Required task
Determine the number of lines holding the word "productos"; answer with that number only.

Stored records
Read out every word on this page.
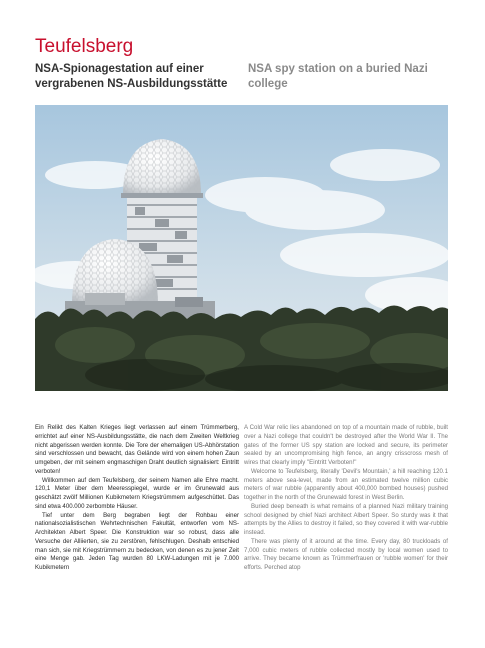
Teufelsberg
NSA-Spionagestation auf einer vergrabenen NS-Ausbildungsstätte
NSA spy station on a buried Nazi college

Ein Relikt des Kalten Krieges liegt verlassen auf einem Trümmerberg, errichtet auf einer NS-Ausbildungsstätte, die nach dem Zweiten Weltkrieg nicht abgerissen werden konnte. Die Tore der ehemaligen US-Abhörstation sind verschlossen und bewacht, das Gelände wird von einem hohen Zaun umgeben, der mit seinem engmaschigen Draht deutlich signalisiert: Eintritt verboten!

Willkommen auf dem Teufelsberg, der seinem Namen alle Ehre macht. 120,1 Meter über dem Meeresspiegel, wurde er im Grunewald aus geschätzt zwölf Millionen Kubikmetern Kriegstrümmern aufgeschüttet. Das sind etwa 400.000 zerbombte Häuser.

Tief unter dem Berg begraben liegt der Rohbau einer nationalsozialistischen Wehrtechnischen Fakultät, entworfen vom NS-Architekten Albert Speer. Die Konstruktion war so robust, dass alle Versuche der Alliierten, sie zu zerstören, fehlschlugen. Deshalb entschied man sich, sie mit Kriegstrümmern zu bedecken, von denen es zu jener Zeit eine Menge gab. Jeden Tag wurden 80 LKW-Ladungen mit je 7.000 Kubikmetern

A Cold War relic lies abandoned on top of a mountain made of rubble, built over a Nazi college that couldn't be destroyed after the World War II. The gates of the former US spy station are locked and secure, its perimeter sealed by an uncompromising high fence, an angry crisscross mesh of wires that clearly imply "Eintritt Verboten!"

Welcome to Teufelsberg, literally 'Devil's Mountain,' a hill reaching 120.1 meters above sea-level, made from an estimated twelve million cubic meters of war rubble (apparently about 400,000 bombed houses) pushed together in the north of the Grunewald forest in West Berlin.

Buried deep beneath is what remains of a planned Nazi military training school designed by chief Nazi architect Albert Speer. So sturdy was it that attempts by the Allies to destroy it failed, so they covered it with war-rubble instead.

There was plenty of it around at the time. Every day, 80 truckloads of 7,000 cubic meters of rubble collected mostly by local women used to arrive. They became known as Trümmerfrauen or 'rubble women' for their efforts. Perched atop
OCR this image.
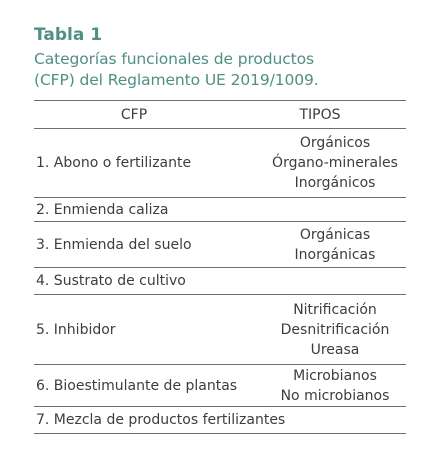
Tabla 1
Categorías funcionales de productos
(CFP) del Reglamento UE 2019/1009.
CFP	TIPOS
1. Abono o fertilizante
Orgánicos
Órgano-minerales
Inorgánicos
2. Enmienda caliza
3. Enmienda del suelo
Orgánicas
Inorgánicas
4. Sustrato de cultivo
5. Inhibidor
Nitrificación
Desnitrificación
Ureasa
6. Bioestimulante de plantas
Microbianos
No microbianos
7. Mezcla de productos fertilizantes
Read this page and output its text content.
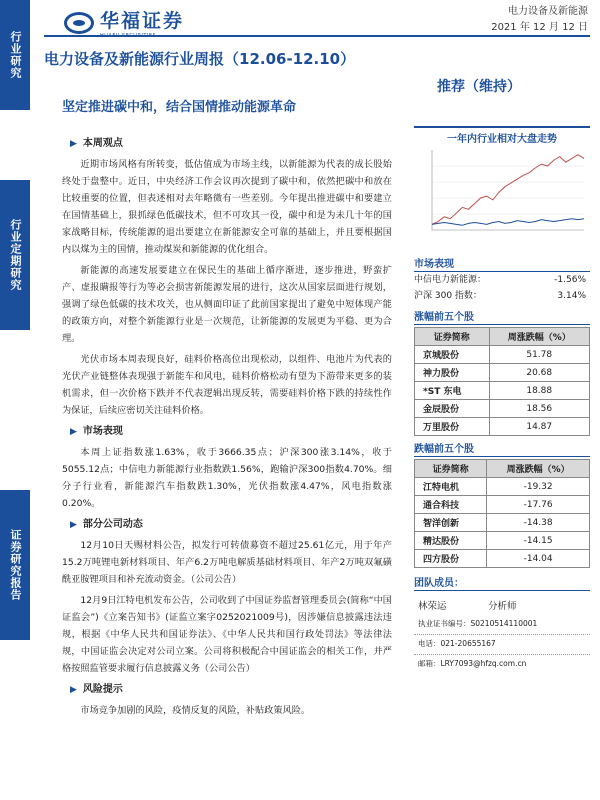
行业研究
行业定期研究
证券研究报告
华福证券	电力设备及新能源
2021 年 12 月 12 日
电力设备及新能源行业周报（12.06-12.10）
推荐（维持）
坚定推进碳中和，结合国情推动能源革命
▶ 本周观点

近期市场风格有所转变，低估值成为市场主线，以新能源为代表的成长股始终处于盘整中。近日，中央经济工作会议再次提到了碳中和，依然把碳中和放在比较重要的位置，但表述相对去年略微有一些差别。今年提出推进碳中和要建立在国情基础上，狠抓绿色低碳技术，但不可攻其一役，碳中和是为未几十年的国家战略目标，传统能源的退出要建立在新能源安全可靠的基础上，并且要根据国内以煤为主的国情，推动煤炭和新能源的优化组合。

新能源的高速发展要建立在保民生的基础上循序渐进，逐步推进，野蛮扩产、虚报瞒报等行为等必会损害新能源发展的进行，这次从国家层面进行规划，强调了绿色低碳的技术攻关，也从侧面印证了此前国家提出了避免中短体现产能的政策方向，对整个新能源行业是一次规范，让新能源的发展更为平稳、更为合理。

光伏市场本周表现良好，硅料价格高位出现松动，以组件、电池片为代表的光伏产业链整体表现强于新能车和风电，硅料价格松动有望为下游带来更多的装机需求，但一次价格下跌并不代表逻辑出现反转，需要硅料价格下跌的持续性作为保证，后续应密切关注硅料价格。

▶ 市场表现

本周上证指数涨1.63%，收于3666.35点；沪深300涨3.14%，收于5055.12点；中信电力新能源行业指数跌1.56%，跑输沪深300指数4.70%。细分子行业看，新能源汽车指数跌1.30%，光伏指数涨4.47%，风电指数涨0.20%。

▶ 部分公司动态

12月10日天赐材料公告，拟发行可转债募资不超过25.61亿元，用于年产15.2万吨锂电新材料项目、年产6.2万吨电解质基础材料项目、年产2万吨双氟磺酰亚胺锂项目和补充流动资金。（公司公告）

12月9日江特电机发布公告，公司收到了中国证券监督管理委员会(简称“中国证监会”)《立案告知书》(证监立案字0252021009号)，因涉嫌信息披露违法违规，根据《中华人民共和国证券法》、《中华人民共和国行政处罚法》等法律法规，中国证监会决定对公司立案。公司将积极配合中国证监会的相关工作，并严格按照监管要求履行信息披露义务（公司公告）

▶ 风险提示

市场竞争加剧的风险，疫情反复的风险，补贴政策风险。

一年内行业相对大盘走势
市场表现
中信电力新能源：	-1.56%
沪深 300 指数：	3.14%
涨幅前五个股
证券简称	周涨跌幅（%）
京城股份	51.78
神力股份	20.68
*ST 东电	18.88
金辰股份	18.56
万里股份	14.87
跌幅前五个股
证券简称	周涨跌幅（%）
江特电机	-19.32
通合科技	-17.76
智洋创新	-14.38
精达股份	-14.15
四方股份	-14.04
团队成员：
林荣运	分析师
执业证书编号：S0210514110001
电话：021-20655167
邮箱：LRY7093@hfzq.com.cn
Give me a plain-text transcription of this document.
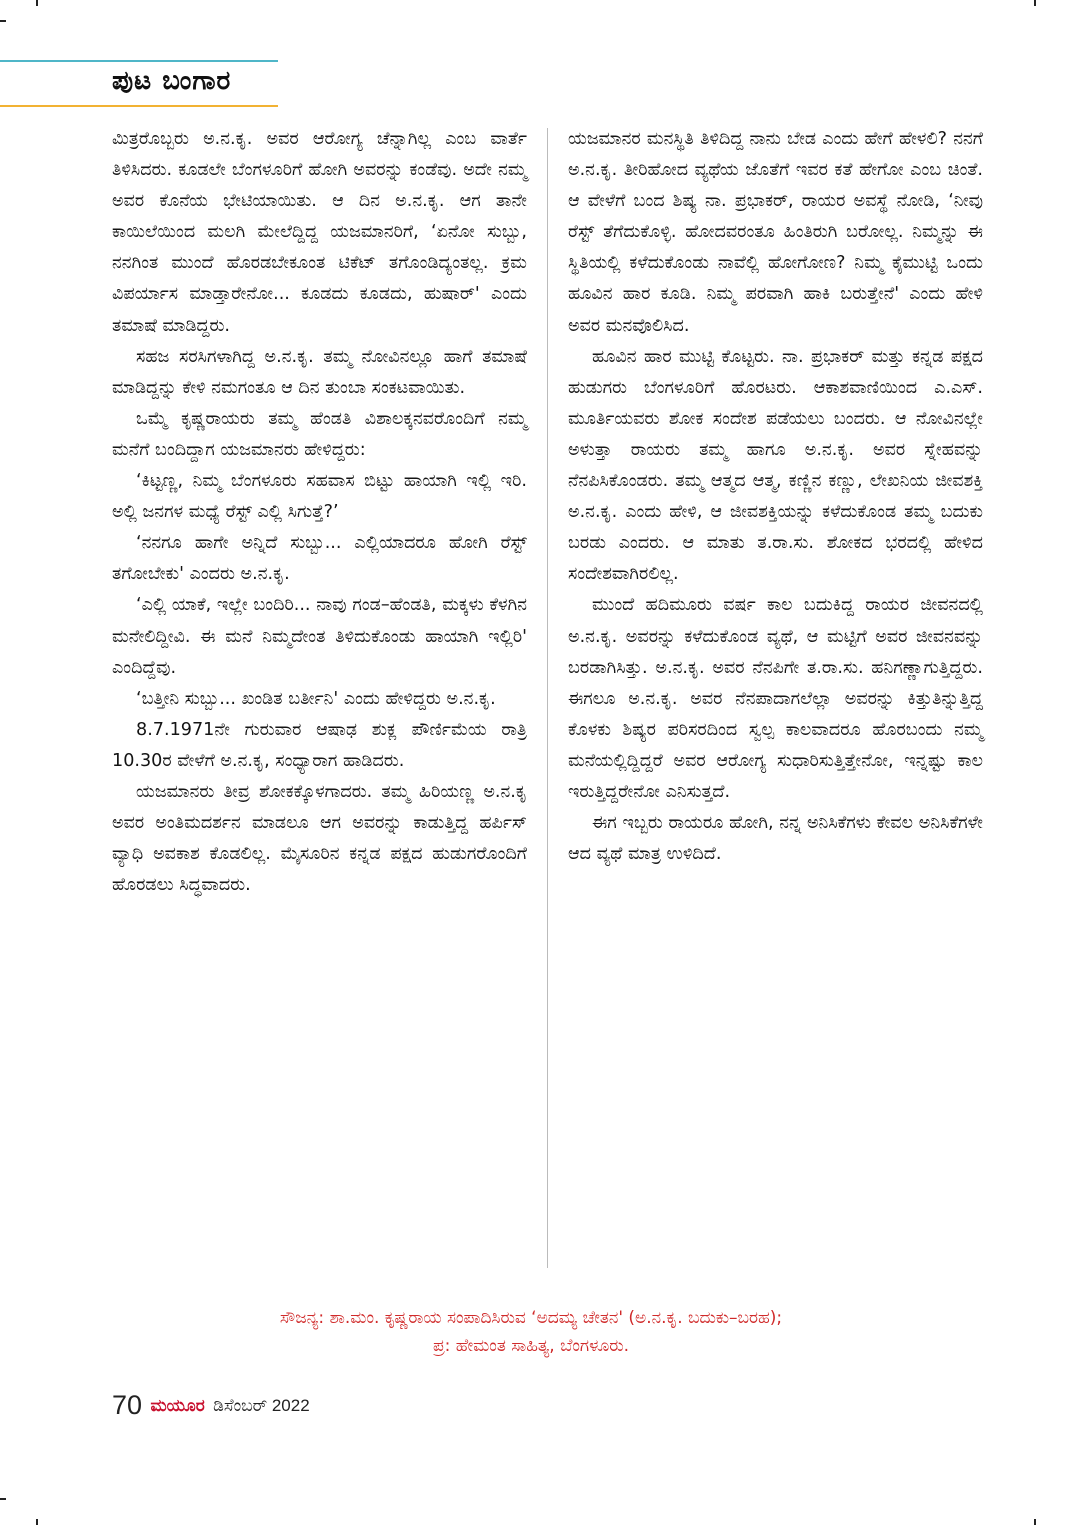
ಪುಟ ಬಂಗಾರ

ಮಿತ್ರರೊಬ್ಬರು ಅ.ನ.ಕೃ. ಅವರ ಆರೋಗ್ಯ ಚೆನ್ನಾಗಿಲ್ಲ ಎಂಬ ವಾರ್ತೆ ತಿಳಿಸಿದರು. ಕೂಡಲೇ ಬೆಂಗಳೂರಿಗೆ ಹೋಗಿ ಅವರನ್ನು ಕಂಡೆವು. ಅದೇ ನಮ್ಮ ಅವರ ಕೊನೆಯ ಭೇಟಿಯಾಯಿತು. ಆ ದಿನ ಅ.ನ.ಕೃ. ಆಗ ತಾನೇ ಕಾಯಿಲೆಯಿಂದ ಮಲಗಿ ಮೇಲೆದ್ದಿದ್ದ ಯಜಮಾನರಿಗೆ, ‘ಏನೋ ಸುಬ್ಬು, ನನಗಿಂತ ಮುಂದೆ ಹೊರಡಬೇಕೂಂತ ಟಿಕೆಟ್ ತಗೊಂಡಿದ್ಯಂತಲ್ಲ. ಕ್ರಮ ವಿಪರ್ಯಾಸ ಮಾಡ್ತಾರೇನೋ... ಕೂಡದು ಕೂಡದು, ಹುಷಾರ್' ಎಂದು ತಮಾಷೆ ಮಾಡಿದ್ದರು.

ಸಹಜ ಸರಸಿಗಳಾಗಿದ್ದ ಅ.ನ.ಕೃ. ತಮ್ಮ ನೋವಿನಲ್ಲೂ ಹಾಗೆ ತಮಾಷೆ ಮಾಡಿದ್ದನ್ನು ಕೇಳಿ ನಮಗಂತೂ ಆ ದಿನ ತುಂಬಾ ಸಂಕಟವಾಯಿತು.

ಒಮ್ಮೆ ಕೃಷ್ಣರಾಯರು ತಮ್ಮ ಹೆಂಡತಿ ವಿಶಾಲಕ್ಕನವರೊಂದಿಗೆ ನಮ್ಮ ಮನೆಗೆ ಬಂದಿದ್ದಾಗ ಯಜಮಾನರು ಹೇಳಿದ್ದರು:

‘ಕಿಟ್ಟಣ್ಣ, ನಿಮ್ಮ ಬೆಂಗಳೂರು ಸಹವಾಸ ಬಿಟ್ಟು ಹಾಯಾಗಿ ಇಲ್ಲಿ ಇರಿ. ಅಲ್ಲಿ ಜನಗಳ ಮಧ್ಯೆ ರೆಸ್ಟ್ ಎಲ್ಲಿ ಸಿಗುತ್ತೆ?’

‘ನನಗೂ ಹಾಗೇ ಅನ್ನಿದೆ ಸುಬ್ಬು... ಎಲ್ಲಿಯಾದರೂ ಹೋಗಿ ರೆಸ್ಟ್ ತಗೋಬೇಕು' ಎಂದರು ಅ.ನ.ಕೃ.

‘ಎಲ್ಲಿ ಯಾಕೆ, ಇಲ್ಲೇ ಬಂದಿರಿ... ನಾವು ಗಂಡ–ಹೆಂಡತಿ, ಮಕ್ಕಳು ಕೆಳಗಿನ ಮನೇಲಿದ್ದೀವಿ. ಈ ಮನೆ ನಿಮ್ಮದೇಂತ ತಿಳಿದುಕೊಂಡು ಹಾಯಾಗಿ ಇಲ್ಲಿರಿ' ಎಂದಿದ್ದೆವು.

‘ಬತ್ತೀನಿ ಸುಬ್ಬು... ಖಂಡಿತ ಬರ್ತೀನಿ' ಎಂದು ಹೇಳಿದ್ದರು ಅ.ನ.ಕೃ.

8.7.1971ನೇ ಗುರುವಾರ ಆಷಾಢ ಶುಕ್ಲ ಪೌರ್ಣಿಮೆಯ ರಾತ್ರಿ 10.30ರ ವೇಳೆಗೆ ಅ.ನ.ಕೃ, ಸಂಧ್ಯಾರಾಗ ಹಾಡಿದರು.

ಯಜಮಾನರು ತೀವ್ರ ಶೋಕಕ್ಕೊಳಗಾದರು. ತಮ್ಮ ಹಿರಿಯಣ್ಣ ಅ.ನ.ಕೃ ಅವರ ಅಂತಿಮದರ್ಶನ ಮಾಡಲೂ ಆಗ ಅವರನ್ನು ಕಾಡುತ್ತಿದ್ದ ಹರ್ಪಿಸ್ ವ್ಯಾಧಿ ಅವಕಾಶ ಕೊಡಲಿಲ್ಲ. ಮೈಸೂರಿನ ಕನ್ನಡ ಪಕ್ಷದ ಹುಡುಗರೊಂದಿಗೆ ಹೊರಡಲು ಸಿದ್ಧವಾದರು.

ಯಜಮಾನರ ಮನಸ್ಥಿತಿ ತಿಳಿದಿದ್ದ ನಾನು ಬೇಡ ಎಂದು ಹೇಗೆ ಹೇಳಲಿ? ನನಗೆ ಅ.ನ.ಕೃ. ತೀರಿಹೋದ ವ್ಯಥೆಯ ಜೊತೆಗೆ ಇವರ ಕತೆ ಹೇಗೋ ಎಂಬ ಚಿಂತೆ. ಆ ವೇಳೆಗೆ ಬಂದ ಶಿಷ್ಯ ನಾ. ಪ್ರಭಾಕರ್, ರಾಯರ ಅವಸ್ಥೆ ನೋಡಿ, ‘ನೀವು ರೆಸ್ಟ್ ತೆಗೆದುಕೊಳ್ಳಿ. ಹೋದವರಂತೂ ಹಿಂತಿರುಗಿ ಬರೋಲ್ಲ. ನಿಮ್ಮನ್ನು ಈ ಸ್ಥಿತಿಯಲ್ಲಿ ಕಳೆದುಕೊಂಡು ನಾವೆಲ್ಲಿ ಹೋಗೋಣ? ನಿಮ್ಮ ಕೈಮುಟ್ಟಿ ಒಂದು ಹೂವಿನ ಹಾರ ಕೂಡಿ. ನಿಮ್ಮ ಪರವಾಗಿ ಹಾಕಿ ಬರುತ್ತೇನೆ' ಎಂದು ಹೇಳಿ ಅವರ ಮನವೊಲಿಸಿದ.

ಹೂವಿನ ಹಾರ ಮುಟ್ಟಿ ಕೊಟ್ಟರು. ನಾ. ಪ್ರಭಾಕರ್ ಮತ್ತು ಕನ್ನಡ ಪಕ್ಷದ ಹುಡುಗರು ಬೆಂಗಳೂರಿಗೆ ಹೊರಟರು. ಆಕಾಶವಾಣಿಯಿಂದ ಎ.ಎಸ್. ಮೂರ್ತಿಯವರು ಶೋಕ ಸಂದೇಶ ಪಡೆಯಲು ಬಂದರು. ಆ ನೋವಿನಲ್ಲೇ ಅಳುತ್ತಾ ರಾಯರು ತಮ್ಮ ಹಾಗೂ ಅ.ನ.ಕೃ. ಅವರ ಸ್ನೇಹವನ್ನು ನೆನಪಿಸಿಕೊಂಡರು. ತಮ್ಮ ಆತ್ಮದ ಆತ್ಮ, ಕಣ್ಣಿನ ಕಣ್ಣು, ಲೇಖನಿಯ ಜೀವಶಕ್ತಿ ಅ.ನ.ಕೃ. ಎಂದು ಹೇಳಿ, ಆ ಜೀವಶಕ್ತಿಯನ್ನು ಕಳೆದುಕೊಂಡ ತಮ್ಮ ಬದುಕು ಬರಡು ಎಂದರು. ಆ ಮಾತು ತ.ರಾ.ಸು. ಶೋಕದ ಭರದಲ್ಲಿ ಹೇಳಿದ ಸಂದೇಶವಾಗಿರಲಿಲ್ಲ.

ಮುಂದೆ ಹದಿಮೂರು ವರ್ಷ ಕಾಲ ಬದುಕಿದ್ದ ರಾಯರ ಜೀವನದಲ್ಲಿ ಅ.ನ.ಕೃ. ಅವರನ್ನು ಕಳೆದುಕೊಂಡ ವ್ಯಥೆ, ಆ ಮಟ್ಟಿಗೆ ಅವರ ಜೀವನವನ್ನು ಬರಡಾಗಿಸಿತ್ತು. ಅ.ನ.ಕೃ. ಅವರ ನೆನಪಿಗೇ ತ.ರಾ.ಸು. ಹನಿಗಣ್ಣಾಗುತ್ತಿದ್ದರು. ಈಗಲೂ ಅ.ನ.ಕೃ. ಅವರ ನೆನಪಾದಾಗಲೆಲ್ಲಾ ಅವರನ್ನು ಕಿತ್ತುತಿನ್ನುತ್ತಿದ್ದ ಕೊಳಕು ಶಿಷ್ಯರ ಪರಿಸರದಿಂದ ಸ್ವಲ್ಪ ಕಾಲವಾದರೂ ಹೊರಬಂದು ನಮ್ಮ ಮನೆಯಲ್ಲಿದ್ದಿದ್ದರೆ ಅವರ ಆರೋಗ್ಯ ಸುಧಾರಿಸುತ್ತಿತ್ತೇನೋ, ಇನ್ನಷ್ಟು ಕಾಲ ಇರುತ್ತಿದ್ದರೇನೋ ಎನಿಸುತ್ತದೆ.

ಈಗ ಇಬ್ಬರು ರಾಯರೂ ಹೋಗಿ, ನನ್ನ ಅನಿಸಿಕೆಗಳು ಕೇವಲ ಅನಿಸಿಕೆಗಳೇ ಆದ ವ್ಯಥೆ ಮಾತ್ರ ಉಳಿದಿದೆ.

ಸೌಜನ್ಯ: ಶಾ.ಮಂ. ಕೃಷ್ಣರಾಯ ಸಂಪಾದಿಸಿರುವ ‘ಅದಮ್ಯ ಚೇತನ' (ಅ.ನ.ಕೃ. ಬದುಕು–ಬರಹ);
ಪ್ರ: ಹೇಮಂತ ಸಾಹಿತ್ಯ, ಬೆಂಗಳೂರು.
70 ಮಯೂರ ಡಿಸೆಂಬರ್ 2022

Solution to this exercise
2